##### Testo fornito #####

Il nuovo piano per il bradisismo
A questo piano relativo al rischio eruttivo, come previsto dal decreto entrato in vigore il 13 ottobre di quest’anno, dovrebbe presto aggiungersene un altro, relativo al rischio sismico collegato al fenomeno del bradisismo caratteristico dei Campi Flegrei. Accanto ad alcune importanti misure come uno studio di microzonazione sismica, l’analisi della vulnerabilità sismica dell’edilizia privata e pubblica e il programma di monitoraggio delle strutture, si prevedono il potenziamento delle attività di comunicazione e informazione e un piano per gestire eventuali emergenze che, per esempio, rendessero necessario allontanare la popolazione. Sono anche presenti misure urgenti per verificare la funzionalità delle infrastrutture per i trasporti e per potenziare la Protezione civile locale (sia con assunzioni di personale sia con l’acquisizione di materiale e la predisposizione di aree e strutture temporanee per accogliere la popolazione in condizioni di emergenza).
Il nuovo piano, come dichiarato dallo stesso ministro Sebastiano Musumeci al termine della riunione operativa tenuta il 13 ottobre a Pozzuoli, dovrebbe auspicabilmente essere pronto entro 60 giorni (in un primo momento si era parlato di 90 giorni). L’impegno di spesa previsto è di 52,2 milioni di euro, messi a disposizione interamente dallo Stato, che ha sottolineato, attraverso le parole del Ministro per la Protezione civile, l’indisponibilità della Regione Campania a contribuire. A sua volta, la Regione ha ribattuto sottolineando che ritiene del tutto insufficienti le risorse finanziarie messe a disposizione e invitando il governo a tornare sulle proprie decisioni.

##### Voci raccolte #####

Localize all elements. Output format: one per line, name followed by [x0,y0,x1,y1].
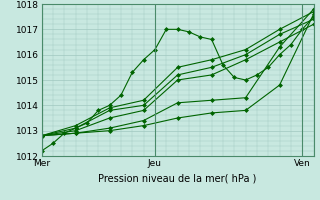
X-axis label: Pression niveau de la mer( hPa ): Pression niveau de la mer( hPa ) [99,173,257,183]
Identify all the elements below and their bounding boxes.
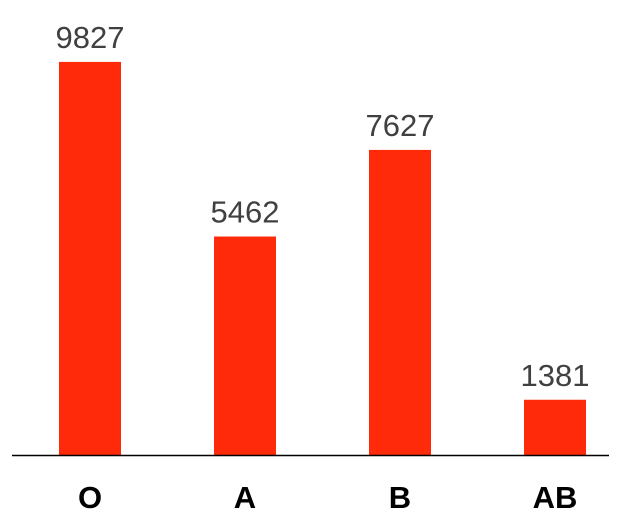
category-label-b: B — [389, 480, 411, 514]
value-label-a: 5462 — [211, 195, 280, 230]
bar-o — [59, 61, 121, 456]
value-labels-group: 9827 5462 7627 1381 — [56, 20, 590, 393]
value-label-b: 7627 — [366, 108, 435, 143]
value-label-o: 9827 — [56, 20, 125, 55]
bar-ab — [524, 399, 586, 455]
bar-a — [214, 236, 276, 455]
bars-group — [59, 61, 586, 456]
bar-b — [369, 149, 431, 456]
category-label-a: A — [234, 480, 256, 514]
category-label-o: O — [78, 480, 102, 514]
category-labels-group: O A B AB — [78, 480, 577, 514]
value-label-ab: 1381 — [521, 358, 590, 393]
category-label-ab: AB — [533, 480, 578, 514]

#####
##### Voci raccolte #####

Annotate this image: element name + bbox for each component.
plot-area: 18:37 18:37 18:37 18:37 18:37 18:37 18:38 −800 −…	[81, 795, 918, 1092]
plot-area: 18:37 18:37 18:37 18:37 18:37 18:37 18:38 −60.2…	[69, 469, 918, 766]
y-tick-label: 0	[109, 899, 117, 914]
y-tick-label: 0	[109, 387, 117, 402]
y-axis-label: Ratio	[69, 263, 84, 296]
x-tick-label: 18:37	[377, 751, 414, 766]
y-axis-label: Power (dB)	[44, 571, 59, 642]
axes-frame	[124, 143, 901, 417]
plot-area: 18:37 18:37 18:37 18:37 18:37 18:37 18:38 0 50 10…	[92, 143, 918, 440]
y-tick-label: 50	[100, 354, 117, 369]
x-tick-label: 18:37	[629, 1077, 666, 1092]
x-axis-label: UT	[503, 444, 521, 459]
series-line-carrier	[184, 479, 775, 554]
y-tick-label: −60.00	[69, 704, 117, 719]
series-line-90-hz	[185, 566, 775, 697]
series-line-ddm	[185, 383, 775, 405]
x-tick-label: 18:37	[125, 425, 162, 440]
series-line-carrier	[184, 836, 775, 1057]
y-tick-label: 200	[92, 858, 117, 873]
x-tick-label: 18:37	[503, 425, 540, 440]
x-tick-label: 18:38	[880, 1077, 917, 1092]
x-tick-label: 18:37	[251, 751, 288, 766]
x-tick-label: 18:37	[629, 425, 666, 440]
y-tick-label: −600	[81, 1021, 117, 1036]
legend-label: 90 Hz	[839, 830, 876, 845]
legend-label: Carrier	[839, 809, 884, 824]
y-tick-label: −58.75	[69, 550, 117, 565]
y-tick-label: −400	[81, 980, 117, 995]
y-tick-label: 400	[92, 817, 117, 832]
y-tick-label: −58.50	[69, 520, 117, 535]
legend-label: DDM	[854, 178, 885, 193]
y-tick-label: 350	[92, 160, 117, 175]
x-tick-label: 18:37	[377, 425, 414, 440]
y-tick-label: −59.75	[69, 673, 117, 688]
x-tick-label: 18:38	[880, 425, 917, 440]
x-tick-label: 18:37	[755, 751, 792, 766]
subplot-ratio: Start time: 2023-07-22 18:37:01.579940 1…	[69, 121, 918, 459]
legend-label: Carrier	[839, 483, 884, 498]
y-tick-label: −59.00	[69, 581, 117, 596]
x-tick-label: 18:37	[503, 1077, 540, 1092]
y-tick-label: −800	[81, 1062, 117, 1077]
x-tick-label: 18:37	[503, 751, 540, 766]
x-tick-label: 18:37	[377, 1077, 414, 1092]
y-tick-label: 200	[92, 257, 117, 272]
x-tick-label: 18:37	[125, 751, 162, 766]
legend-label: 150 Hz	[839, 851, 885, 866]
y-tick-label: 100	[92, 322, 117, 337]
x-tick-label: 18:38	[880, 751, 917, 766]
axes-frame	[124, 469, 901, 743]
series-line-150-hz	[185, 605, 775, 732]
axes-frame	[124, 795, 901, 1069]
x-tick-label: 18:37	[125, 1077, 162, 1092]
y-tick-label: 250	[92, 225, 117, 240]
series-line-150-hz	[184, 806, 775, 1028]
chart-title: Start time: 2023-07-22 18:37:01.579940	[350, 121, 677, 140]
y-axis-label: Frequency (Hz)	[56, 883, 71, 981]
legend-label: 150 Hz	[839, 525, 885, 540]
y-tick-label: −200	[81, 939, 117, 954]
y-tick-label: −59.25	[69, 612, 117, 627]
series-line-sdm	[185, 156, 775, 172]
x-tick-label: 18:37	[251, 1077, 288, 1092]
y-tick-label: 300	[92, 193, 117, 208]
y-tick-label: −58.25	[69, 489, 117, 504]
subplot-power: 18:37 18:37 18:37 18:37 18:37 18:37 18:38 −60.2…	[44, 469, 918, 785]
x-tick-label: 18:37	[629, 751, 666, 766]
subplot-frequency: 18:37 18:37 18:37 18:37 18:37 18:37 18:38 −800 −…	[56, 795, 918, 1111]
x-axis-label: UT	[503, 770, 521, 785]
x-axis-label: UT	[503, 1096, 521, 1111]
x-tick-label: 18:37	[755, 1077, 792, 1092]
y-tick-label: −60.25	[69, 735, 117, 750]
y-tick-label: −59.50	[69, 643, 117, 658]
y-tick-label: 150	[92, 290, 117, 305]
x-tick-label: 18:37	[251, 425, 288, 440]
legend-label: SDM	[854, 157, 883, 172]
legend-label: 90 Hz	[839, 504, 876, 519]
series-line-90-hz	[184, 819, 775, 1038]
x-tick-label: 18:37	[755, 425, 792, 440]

#####
##### Voci raccolte #####

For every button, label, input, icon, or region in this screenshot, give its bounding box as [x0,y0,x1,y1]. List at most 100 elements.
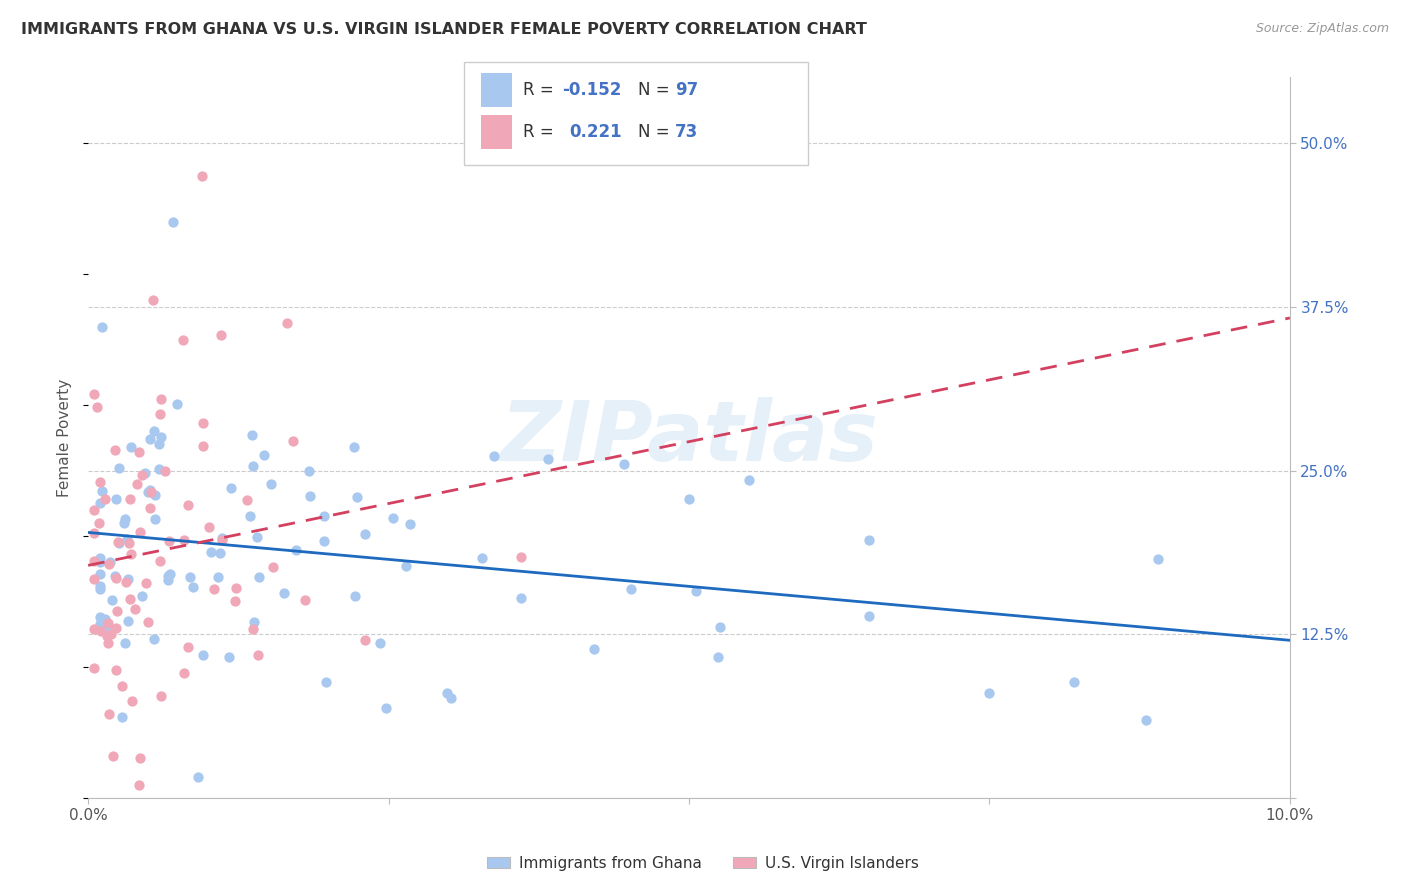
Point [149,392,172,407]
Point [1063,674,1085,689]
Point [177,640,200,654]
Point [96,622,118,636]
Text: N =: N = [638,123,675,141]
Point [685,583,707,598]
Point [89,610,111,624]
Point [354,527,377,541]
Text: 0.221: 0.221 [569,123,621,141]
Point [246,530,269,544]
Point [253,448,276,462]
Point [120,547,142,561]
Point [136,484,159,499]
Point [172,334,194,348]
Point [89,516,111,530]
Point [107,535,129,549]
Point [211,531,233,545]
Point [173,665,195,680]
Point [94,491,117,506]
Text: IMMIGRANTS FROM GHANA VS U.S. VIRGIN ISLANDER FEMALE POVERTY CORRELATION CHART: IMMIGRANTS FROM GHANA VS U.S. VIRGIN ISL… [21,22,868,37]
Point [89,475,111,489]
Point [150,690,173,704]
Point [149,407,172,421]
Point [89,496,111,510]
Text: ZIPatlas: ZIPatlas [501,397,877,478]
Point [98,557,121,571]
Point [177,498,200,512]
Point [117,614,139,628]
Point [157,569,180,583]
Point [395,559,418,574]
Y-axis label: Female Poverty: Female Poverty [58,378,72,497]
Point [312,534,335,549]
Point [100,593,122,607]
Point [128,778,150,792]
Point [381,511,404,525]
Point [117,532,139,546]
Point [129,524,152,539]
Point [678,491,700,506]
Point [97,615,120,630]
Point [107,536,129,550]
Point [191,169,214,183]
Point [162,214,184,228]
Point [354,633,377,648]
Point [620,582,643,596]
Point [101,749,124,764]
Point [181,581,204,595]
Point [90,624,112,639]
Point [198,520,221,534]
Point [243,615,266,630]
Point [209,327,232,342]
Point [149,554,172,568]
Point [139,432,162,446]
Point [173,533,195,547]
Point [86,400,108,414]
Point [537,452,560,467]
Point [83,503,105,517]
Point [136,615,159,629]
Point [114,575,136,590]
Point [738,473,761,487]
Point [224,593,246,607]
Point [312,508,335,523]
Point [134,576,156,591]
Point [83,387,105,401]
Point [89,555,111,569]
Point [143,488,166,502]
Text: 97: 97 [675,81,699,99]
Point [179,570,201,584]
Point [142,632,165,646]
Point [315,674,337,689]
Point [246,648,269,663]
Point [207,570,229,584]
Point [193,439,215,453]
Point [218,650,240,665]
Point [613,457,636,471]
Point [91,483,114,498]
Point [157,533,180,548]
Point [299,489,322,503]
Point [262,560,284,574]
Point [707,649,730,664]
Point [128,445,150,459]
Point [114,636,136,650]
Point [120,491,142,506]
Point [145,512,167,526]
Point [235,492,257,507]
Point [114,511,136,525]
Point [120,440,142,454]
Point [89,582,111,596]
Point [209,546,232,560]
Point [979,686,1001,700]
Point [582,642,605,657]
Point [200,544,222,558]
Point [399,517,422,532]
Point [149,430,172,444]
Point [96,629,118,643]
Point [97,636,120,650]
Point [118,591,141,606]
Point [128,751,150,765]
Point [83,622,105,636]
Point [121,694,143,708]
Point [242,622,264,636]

#####

◆ Esercizi scritti:
1. Trascrivi dal testo sul piano per il bradisismo tutto il brano che va da "Il nuovo piano, come" giù fino a "sulle proprie decisioni.".
2. Rispondi a queste domande sul testo dedicato al piano per il bradisismo, una per riga:
(a) A quale rischio si riferisce il piano che dovrebbe aggiungersi a quello sul rischio eruttivo?
(b) Entro quanti giorni dovrebbe essere pronto il nuovo piano, secondo il ministro?
(c) A quanto ammonta l'impegno di spesa previsto?
3. Prosegui il testo sul nuovo piano per il bradisismo, partendo subito dopo l'ultima frase riportata.

◆ Risposte in ordine:
1.
Il nuovo piano, come dichiarato dallo stesso ministro Sebastiano Musumeci al termine della riunione operativa tenuta il 13 ottobre a Pozzuoli, dovrebbe auspicabilmente essere pronto entro 60 giorni (in un primo momento si era parlato di 90 giorni). L’impegno di spesa previsto è di 52,2 milioni di euro, messi a disposizione interamente dallo Stato, che ha sottolineato, attraverso le parole del Ministro per la Protezione civile, l’indisponibilità della Regione Campania a contribuire. A sua volta, la Regione ha ribattuto sottolineando che ritiene del tutto insufficienti le risorse finanziarie messe a disposizione e invitando il governo a tornare sulle proprie decisioni.

2.
(a) Al rischio sismico collegato al fenomeno del bradisismo dei Campi Flegrei.
(b) Entro 60 giorni.
(c) A 52,2 milioni di euro.

3.
Le criticità irrisolte
Nel frattempo, le perplessità di chi conosce bene la situazione della zona continuano a essere numerose. Le ricapitola rapidamente Ettore De Lorenzo, che, in qualità di inviato del TGR-Campania della RAI, segue da più di 20 anni il fenomeno del bradisismo dei Campi Flegrei e le delicate questioni relative alle difficoltà sperimentate nel tempo dalla popolazione locale. “Partendo da uno degli aspetti principali della questione – ricorda De Lorenzo – ovvero la preparazione della popolazione rispetto alla gestione di un’evacuazione, posso dire che non mi sembra che i precedenti si possano definire rassicuranti. La stessa citata esercitazione del 2019, alla quale ero presente e della quale ho dato testimonianza giornalistica, a dispetto delle aspettative e dei comunicati ufficiali, non ha conseguito buoni risultati, perché ha coinvolto pochissime persone e il clima generale era improntato a un certo disinteresse, come esito di un’informazione insufficiente e di una scarsa sensibilizzazione, dovuta al fatto che in quel momento la situazione appariva tranquilla.”
Pensare a iniziative di formazione e sensibilizzazione efficaci e capillari è senz’altro molto importante. Continua De Lorenzo: “In quell’occasione l’informazione era stata realizzata attraverso l’invio di opuscoli alla popolazione della zona. Nel tempo sono state organizzate diverse iniziative dedicate all’informazione dei cittadini, per esempio nell’ambito del progetto ‘Io non rischio’ coordinato dalla Protezione civile, ma mancano ancora azioni permanenti e strutturali che, partendo dalle scuole, facciano prendere consapevolezza delle caratteristiche peculiari del territorio e delle sue vicende storiche collegate ai fenomeni endogeni che da sempre lo caratterizzano. Con il tempo e la progressiva scomparsa delle generazioni che sono state testimoni delle maggiori crisi legate al bradisismo, la memoria storica, sebbene coltivata da alcune lodevoli iniziative di associazioni culturali, tende a venire meno e con questa la consapevolezza dell’importanza di prepararsi adeguatamente a fronteggiare le possibili emergenze. A questo va aggiunta l’ulteriore difficoltà rappresentata dal fatto che il personale assunto presso la sede di zona della Protezione civile è decisamente sottodimensionato per il fabbisogno di un’area critica come questa, soprattutto per la gestione di eventuali emergenze.”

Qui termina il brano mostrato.